### Exercise task:
Write out, precisely and in full, each line of the material.
** Start Items **
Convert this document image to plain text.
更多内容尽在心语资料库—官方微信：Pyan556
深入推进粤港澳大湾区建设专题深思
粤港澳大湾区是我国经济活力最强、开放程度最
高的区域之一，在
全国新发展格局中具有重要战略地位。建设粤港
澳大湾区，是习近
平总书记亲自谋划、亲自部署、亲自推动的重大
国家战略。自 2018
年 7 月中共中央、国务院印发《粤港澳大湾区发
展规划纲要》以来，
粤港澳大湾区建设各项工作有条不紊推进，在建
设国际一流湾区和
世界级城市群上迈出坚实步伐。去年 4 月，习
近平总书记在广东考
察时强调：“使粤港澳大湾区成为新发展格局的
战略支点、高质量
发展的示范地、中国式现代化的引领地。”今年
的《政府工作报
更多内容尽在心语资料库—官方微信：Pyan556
** End Items **
### Solution for this problem:
Convert this document image to plain text.
更多内容尽在心语资料库—官方微信：Pyan556
深入推进粤港澳大湾区建设专题深思
粤港澳大湾区是我国经济活力最强、开放程度最
高的区域之一，在
全国新发展格局中具有重要战略地位。建设粤港
澳大湾区，是习近
平总书记亲自谋划、亲自部署、亲自推动的重大
国家战略。自 2018
年 7 月中共中央、国务院印发《粤港澳大湾区发
展规划纲要》以来，
粤港澳大湾区建设各项工作有条不紊推进，在建
设国际一流湾区和
世界级城市群上迈出坚实步伐。去年 4 月，习
近平总书记在广东考
察时强调：“使粤港澳大湾区成为新发展格局的
战略支点、高质量
发展的示范地、中国式现代化的引领地。”今年
的《政府工作报
更多内容尽在心语资料库—官方微信：Pyan556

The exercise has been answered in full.